* _What the exercise asks_
Take the material below and write it all out again exactly.

Excerpt from a dataset
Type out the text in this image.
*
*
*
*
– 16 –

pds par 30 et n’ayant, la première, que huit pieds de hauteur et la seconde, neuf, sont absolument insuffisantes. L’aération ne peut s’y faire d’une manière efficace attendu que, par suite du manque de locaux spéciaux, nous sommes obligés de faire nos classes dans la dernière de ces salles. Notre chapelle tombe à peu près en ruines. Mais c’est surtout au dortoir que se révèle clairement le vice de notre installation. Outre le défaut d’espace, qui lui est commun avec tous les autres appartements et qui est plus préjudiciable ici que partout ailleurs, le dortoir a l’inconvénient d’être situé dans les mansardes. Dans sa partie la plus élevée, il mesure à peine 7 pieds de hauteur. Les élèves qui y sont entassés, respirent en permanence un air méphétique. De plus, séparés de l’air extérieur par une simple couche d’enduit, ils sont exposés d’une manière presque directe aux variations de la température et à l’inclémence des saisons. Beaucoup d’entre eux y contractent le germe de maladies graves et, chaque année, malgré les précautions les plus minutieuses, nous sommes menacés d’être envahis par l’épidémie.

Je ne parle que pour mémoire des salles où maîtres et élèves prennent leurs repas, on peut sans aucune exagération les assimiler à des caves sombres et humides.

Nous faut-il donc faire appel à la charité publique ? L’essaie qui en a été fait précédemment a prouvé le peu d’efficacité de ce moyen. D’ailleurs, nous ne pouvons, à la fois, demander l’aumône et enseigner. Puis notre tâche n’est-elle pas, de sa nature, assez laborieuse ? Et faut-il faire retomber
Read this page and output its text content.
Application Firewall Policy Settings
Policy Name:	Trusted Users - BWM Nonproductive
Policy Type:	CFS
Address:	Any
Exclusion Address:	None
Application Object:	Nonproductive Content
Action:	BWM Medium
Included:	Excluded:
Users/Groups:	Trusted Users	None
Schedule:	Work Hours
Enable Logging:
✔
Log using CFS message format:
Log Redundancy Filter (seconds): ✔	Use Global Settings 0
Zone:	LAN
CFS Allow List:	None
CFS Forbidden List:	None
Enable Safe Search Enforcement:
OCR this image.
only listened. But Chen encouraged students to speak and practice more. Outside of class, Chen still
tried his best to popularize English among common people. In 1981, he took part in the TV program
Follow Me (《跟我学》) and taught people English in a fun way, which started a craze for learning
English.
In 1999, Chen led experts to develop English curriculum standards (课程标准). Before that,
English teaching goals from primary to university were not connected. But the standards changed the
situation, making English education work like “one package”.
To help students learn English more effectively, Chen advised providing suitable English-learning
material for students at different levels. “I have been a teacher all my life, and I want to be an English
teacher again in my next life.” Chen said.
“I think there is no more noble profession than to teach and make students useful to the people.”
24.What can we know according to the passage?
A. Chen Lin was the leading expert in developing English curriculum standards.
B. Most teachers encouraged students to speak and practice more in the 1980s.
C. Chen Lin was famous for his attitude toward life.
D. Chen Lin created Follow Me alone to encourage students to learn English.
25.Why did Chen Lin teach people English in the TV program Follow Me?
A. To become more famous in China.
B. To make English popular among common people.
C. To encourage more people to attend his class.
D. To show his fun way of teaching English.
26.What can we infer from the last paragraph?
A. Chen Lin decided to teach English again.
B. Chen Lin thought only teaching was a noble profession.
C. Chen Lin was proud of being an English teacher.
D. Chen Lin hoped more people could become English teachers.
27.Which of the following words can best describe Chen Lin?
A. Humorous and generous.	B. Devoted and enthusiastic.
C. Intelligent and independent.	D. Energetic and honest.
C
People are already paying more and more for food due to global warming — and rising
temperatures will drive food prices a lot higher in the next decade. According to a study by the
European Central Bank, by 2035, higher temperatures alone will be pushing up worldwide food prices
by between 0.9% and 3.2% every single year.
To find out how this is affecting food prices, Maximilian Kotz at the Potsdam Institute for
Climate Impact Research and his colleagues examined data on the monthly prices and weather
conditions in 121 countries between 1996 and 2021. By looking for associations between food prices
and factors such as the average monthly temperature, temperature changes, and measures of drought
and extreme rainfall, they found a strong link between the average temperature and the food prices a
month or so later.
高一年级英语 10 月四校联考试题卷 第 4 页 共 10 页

* _Finished task_
Type out the text in this image.
*
*
*
*
– 16 –

pds par 30 et n’ayant, la première, que huit pieds de hauteur et la seconde, neuf, sont absolument insuffisantes. L’aération ne peut s’y faire d’une manière efficace attendu que, par suite du manque de locaux spéciaux, nous sommes obligés de faire nos classes dans la dernière de ces salles. Notre chapelle tombe à peu près en ruines. Mais c’est surtout au dortoir que se révèle clairement le vice de notre installation. Outre le défaut d’espace, qui lui est commun avec tous les autres appartements et qui est plus préjudiciable ici que partout ailleurs, le dortoir a l’inconvénient d’être situé dans les mansardes. Dans sa partie la plus élevée, il mesure à peine 7 pieds de hauteur. Les élèves qui y sont entassés, respirent en permanence un air méphétique. De plus, séparés de l’air extérieur par une simple couche d’enduit, ils sont exposés d’une manière presque directe aux variations de la température et à l’inclémence des saisons. Beaucoup d’entre eux y contractent le germe de maladies graves et, chaque année, malgré les précautions les plus minutieuses, nous sommes menacés d’être envahis par l’épidémie.

Je ne parle que pour mémoire des salles où maîtres et élèves prennent leurs repas, on peut sans aucune exagération les assimiler à des caves sombres et humides.

Nous faut-il donc faire appel à la charité publique ? L’essaie qui en a été fait précédemment a prouvé le peu d’efficacité de ce moyen. D’ailleurs, nous ne pouvons, à la fois, demander l’aumône et enseigner. Puis notre tâche n’est-elle pas, de sa nature, assez laborieuse ? Et faut-il faire retomber
Read this page and output its text content.
Application Firewall Policy Settings
Policy Name:	Trusted Users - BWM Nonproductive
Policy Type:	CFS
Address:	Any
Exclusion Address:	None
Application Object:	Nonproductive Content
Action:	BWM Medium
Included:	Excluded:
Users/Groups:	Trusted Users	None
Schedule:	Work Hours
Enable Logging:
✔
Log using CFS message format:
Log Redundancy Filter (seconds): ✔	Use Global Settings 0
Zone:	LAN
CFS Allow List:	None
CFS Forbidden List:	None
Enable Safe Search Enforcement:
OCR this image.
only listened. But Chen encouraged students to speak and practice more. Outside of class, Chen still
tried his best to popularize English among common people. In 1981, he took part in the TV program
Follow Me (《跟我学》) and taught people English in a fun way, which started a craze for learning
English.
In 1999, Chen led experts to develop English curriculum standards (课程标准). Before that,
English teaching goals from primary to university were not connected. But the standards changed the
situation, making English education work like “one package”.
To help students learn English more effectively, Chen advised providing suitable English-learning
material for students at different levels. “I have been a teacher all my life, and I want to be an English
teacher again in my next life.” Chen said.
“I think there is no more noble profession than to teach and make students useful to the people.”
24.What can we know according to the passage?
A. Chen Lin was the leading expert in developing English curriculum standards.
B. Most teachers encouraged students to speak and practice more in the 1980s.
C. Chen Lin was famous for his attitude toward life.
D. Chen Lin created Follow Me alone to encourage students to learn English.
25.Why did Chen Lin teach people English in the TV program Follow Me?
A. To become more famous in China.
B. To make English popular among common people.
C. To encourage more people to attend his class.
D. To show his fun way of teaching English.
26.What can we infer from the last paragraph?
A. Chen Lin decided to teach English again.
B. Chen Lin thought only teaching was a noble profession.
C. Chen Lin was proud of being an English teacher.
D. Chen Lin hoped more people could become English teachers.
27.Which of the following words can best describe Chen Lin?
A. Humorous and generous.	B. Devoted and enthusiastic.
C. Intelligent and independent.	D. Energetic and honest.
C
People are already paying more and more for food due to global warming — and rising
temperatures will drive food prices a lot higher in the next decade. According to a study by the
European Central Bank, by 2035, higher temperatures alone will be pushing up worldwide food prices
by between 0.9% and 3.2% every single year.
To find out how this is affecting food prices, Maximilian Kotz at the Potsdam Institute for
Climate Impact Research and his colleagues examined data on the monthly prices and weather
conditions in 121 countries between 1996 and 2021. By looking for associations between food prices
and factors such as the average monthly temperature, temperature changes, and measures of drought
and extreme rainfall, they found a strong link between the average temperature and the food prices a
month or so later.
高一年级英语 10 月四校联考试题卷 第 4 页 共 10 页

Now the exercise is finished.